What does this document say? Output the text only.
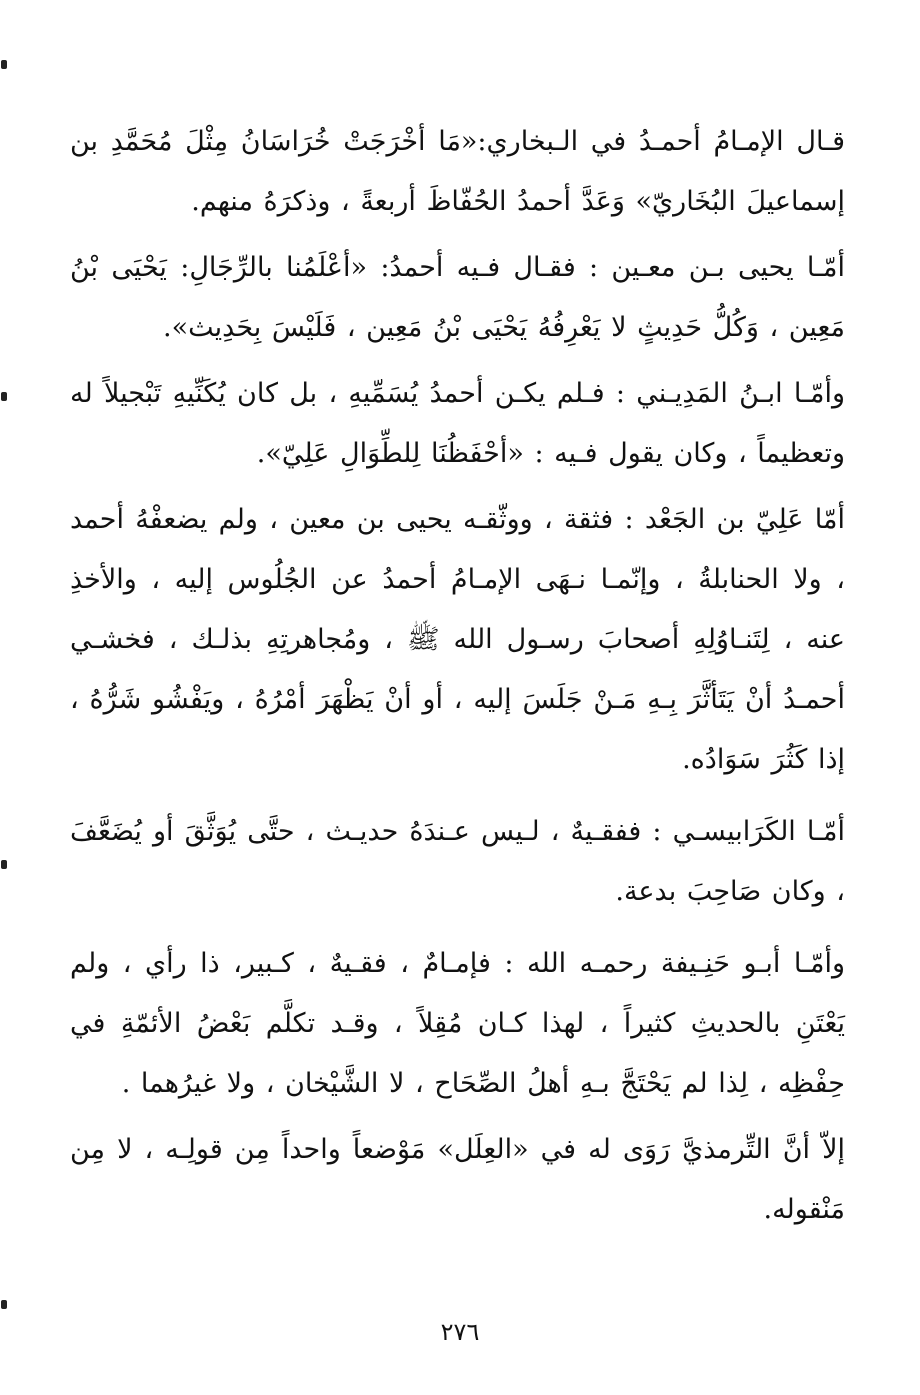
قـال الإمـامُ أحمـدُ في الـبخاري:«مَا أخْرَجَتْ خُرَاسَانُ مِثْلَ مُحَمَّدِ بن إسماعيلَ البُخَاريّ» وَعَدَّ أحمدُ الحُفّاظَ أربعةً ، وذكرَهُ منهم.

أمّـا يحيى بـن معـين : فقـال فـيه أحمدُ: «أعْلَمُنا بالرِّجَالِ: يَحْيَى بْنُ مَعِين ، وَكُلُّ حَدِيثٍ لا يَعْرِفُهُ يَحْيَى بْنُ مَعِين ، فَلَيْسَ بِحَدِيث».

وأمّـا ابـنُ المَدِيـني : فـلم يكـن أحمدُ يُسَمِّيهِ ، بل كان يُكَنِّيهِ تَبْجيلاً له وتعظيماً ، وكان يقول فـيه : «أحْفَظُنَا لِلطِّوَالِ عَلِيّ».

أمّا عَلِيّ بن الجَعْد : فثقة ، ووثّقـه يحيى بن معين ، ولم يضعفْهُ أحمد ، ولا الحنابلةُ ، وإنّمـا نـهَى الإمـامُ أحمدُ عن الجُلُوس إليه ، والأخذِ عنه ، لِتَنـاوُلِهِ أصحابَ رسـول الله ﷺ ، ومُجاهرتِهِ بذلـك ، فخشـي أحمـدُ أنْ يَتَأثَّرَ بِـهِ مَـنْ جَلَسَ إليه ، أو أنْ يَظْهَرَ أمْرُهُ ، ويَفْشُو شَرُّهُ ، إذا كَثُرَ سَوَادُه.

أمّـا الكَرَابيسـي : ففقـيهٌ ، لـيس عـندَهُ حديـث ، حتَّى يُوَثَّقَ أو يُضَعَّفَ ، وكان صَاحِبَ بدعة.

وأمّـا أبـو حَنِـيفة رحمـه الله : فإمـامٌ ، فقـيهٌ ، كـبير، ذا رأي ، ولم يَعْتَنِ بالحديثِ كثيراً ، لهذا كـان مُقِلاً ، وقـد تكلَّم بَعْضُ الأئمّةِ في حِفْظِه ، لِذا لم يَحْتَجَّ بـهِ أهلُ الصِّحَاح ، لا الشَّيْخان ، ولا غيرُهما .

إلاّ أنَّ التِّرمذيَّ رَوَى له في «العِلَل» مَوْضعاً واحداً مِن قولِـه ، لا مِن مَنْقوله.

٢٧٦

---*---

Lines from the records above that hold "أحمد" are the ones to list.

قـال الإمـامُ أحمـدُ في الـبخاري:«مَا أخْرَجَتْ خُرَاسَانُ مِثْلَ مُحَمَّدِ بن إسماعيلَ البُخَاريّ» وَعَدَّ أحمدُ الحُفّاظَ أربعةً ، وذكرَهُ منهم.
أمّـا يحيى بـن معـين : فقـال فـيه أحمدُ: «أعْلَمُنا بالرِّجَالِ: يَحْيَى بْنُ مَعِين ، وَكُلُّ حَدِيثٍ لا يَعْرِفُهُ يَحْيَى بْنُ مَعِين ، فَلَيْسَ بِحَدِيث».
وأمّـا ابـنُ المَدِيـني : فـلم يكـن أحمدُ يُسَمِّيهِ ، بل كان يُكَنِّيهِ تَبْجيلاً له وتعظيماً ، وكان يقول فـيه : «أحْفَظُنَا لِلطِّوَالِ عَلِيّ».
أمّا عَلِيّ بن الجَعْد : فثقة ، ووثّقـه يحيى بن معين ، ولم يضعفْهُ أحمد ، ولا الحنابلةُ ، وإنّمـا نـهَى الإمـامُ أحمدُ عن الجُلُوس إليه ، والأخذِ عنه ، لِتَنـاوُلِهِ أصحابَ رسـول الله ﷺ ، ومُجاهرتِهِ بذلـك ، فخشـي أحمـدُ أنْ يَتَأثَّرَ بِـهِ مَـنْ جَلَسَ إليه ، أو أنْ يَظْهَرَ أمْرُهُ ، ويَفْشُو شَرُّهُ ، إذا كَثُرَ سَوَادُه.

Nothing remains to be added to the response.